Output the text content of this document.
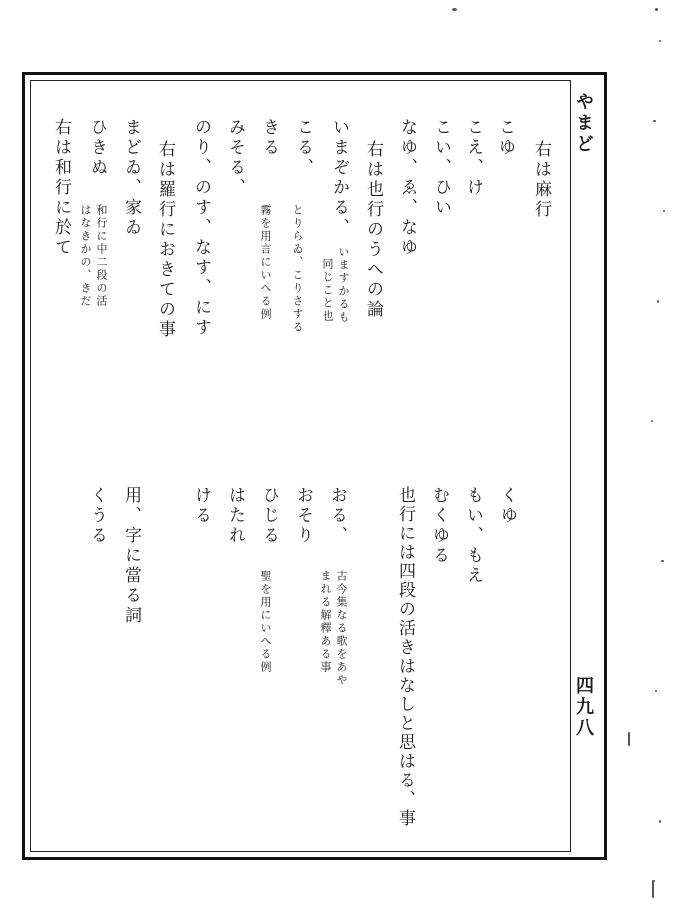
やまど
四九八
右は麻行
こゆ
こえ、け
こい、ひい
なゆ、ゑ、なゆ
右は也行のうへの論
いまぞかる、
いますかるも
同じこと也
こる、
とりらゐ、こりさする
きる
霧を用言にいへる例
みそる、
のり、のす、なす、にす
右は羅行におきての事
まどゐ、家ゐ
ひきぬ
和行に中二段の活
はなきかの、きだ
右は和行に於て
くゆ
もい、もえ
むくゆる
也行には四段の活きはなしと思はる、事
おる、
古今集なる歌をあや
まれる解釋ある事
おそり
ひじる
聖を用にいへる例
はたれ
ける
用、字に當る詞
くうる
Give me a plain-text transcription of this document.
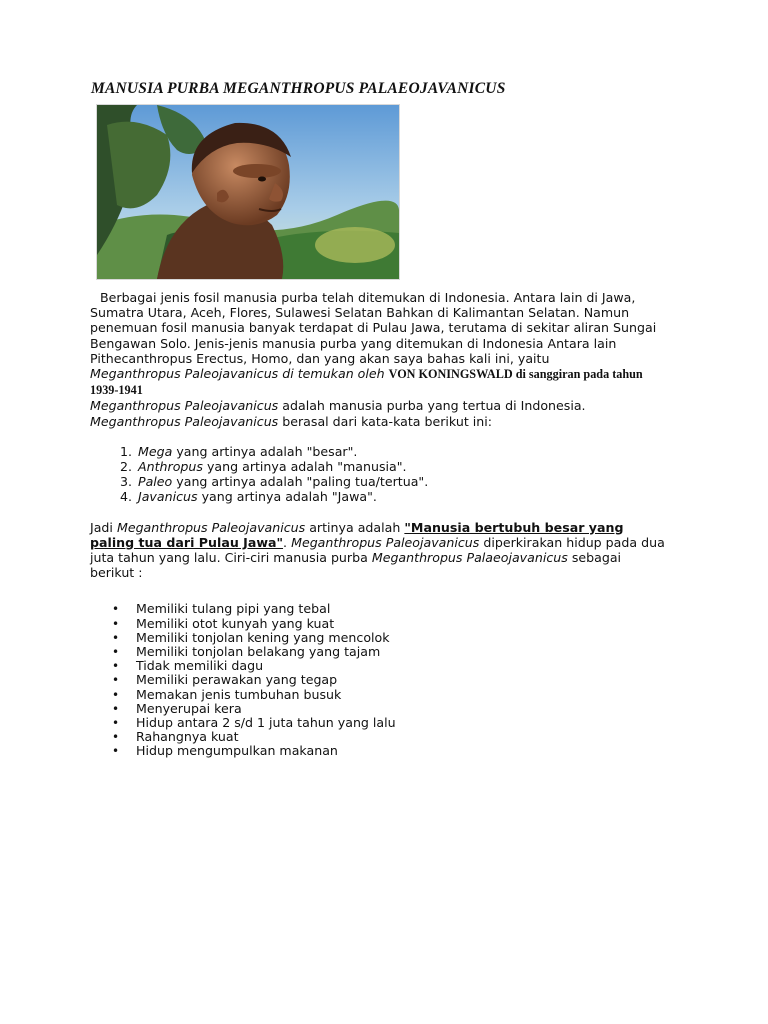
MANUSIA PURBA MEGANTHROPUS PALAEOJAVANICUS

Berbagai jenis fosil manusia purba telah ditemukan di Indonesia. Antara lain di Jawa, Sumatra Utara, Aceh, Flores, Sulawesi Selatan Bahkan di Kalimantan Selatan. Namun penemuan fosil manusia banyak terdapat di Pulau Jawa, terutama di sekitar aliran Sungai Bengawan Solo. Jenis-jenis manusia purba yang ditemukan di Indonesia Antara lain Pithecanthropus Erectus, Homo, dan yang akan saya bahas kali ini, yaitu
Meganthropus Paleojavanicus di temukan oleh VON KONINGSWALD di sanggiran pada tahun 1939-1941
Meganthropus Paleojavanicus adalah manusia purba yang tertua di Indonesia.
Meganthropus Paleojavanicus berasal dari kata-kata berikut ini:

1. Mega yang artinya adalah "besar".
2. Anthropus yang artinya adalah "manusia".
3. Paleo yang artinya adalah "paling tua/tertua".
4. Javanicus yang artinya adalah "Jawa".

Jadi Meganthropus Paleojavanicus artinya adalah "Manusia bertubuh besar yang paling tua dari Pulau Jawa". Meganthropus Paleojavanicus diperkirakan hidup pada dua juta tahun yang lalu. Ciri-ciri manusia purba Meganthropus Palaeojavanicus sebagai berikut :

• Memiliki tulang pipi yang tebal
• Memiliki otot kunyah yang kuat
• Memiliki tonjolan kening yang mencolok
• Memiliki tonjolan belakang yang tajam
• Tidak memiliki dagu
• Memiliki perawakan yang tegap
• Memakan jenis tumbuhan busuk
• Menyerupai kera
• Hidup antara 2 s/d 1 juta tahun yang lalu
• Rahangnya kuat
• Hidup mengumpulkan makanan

WHAT NEEDS TO BE DONE
Show all lines in the entries above where the string "Jawa" appears.

THE SOLUTION
Berbagai jenis fosil manusia purba telah ditemukan di Indonesia. Antara lain di Jawa, Sumatra Utara, Aceh, Flores, Sulawesi Selatan Bahkan di Kalimantan Selatan. Namun penemuan fosil manusia banyak terdapat di Pulau Jawa, terutama di sekitar aliran Sungai Bengawan Solo. Jenis-jenis manusia purba yang ditemukan di Indonesia Antara lain Pithecanthropus Erectus, Homo, dan yang akan saya bahas kali ini, yaitu
4. Javanicus yang artinya adalah "Jawa".
Jadi Meganthropus Paleojavanicus artinya adalah "Manusia bertubuh besar yang paling tua dari Pulau Jawa". Meganthropus Paleojavanicus diperkirakan hidup pada dua juta tahun yang lalu. Ciri-ciri manusia purba Meganthropus Palaeojavanicus sebagai berikut :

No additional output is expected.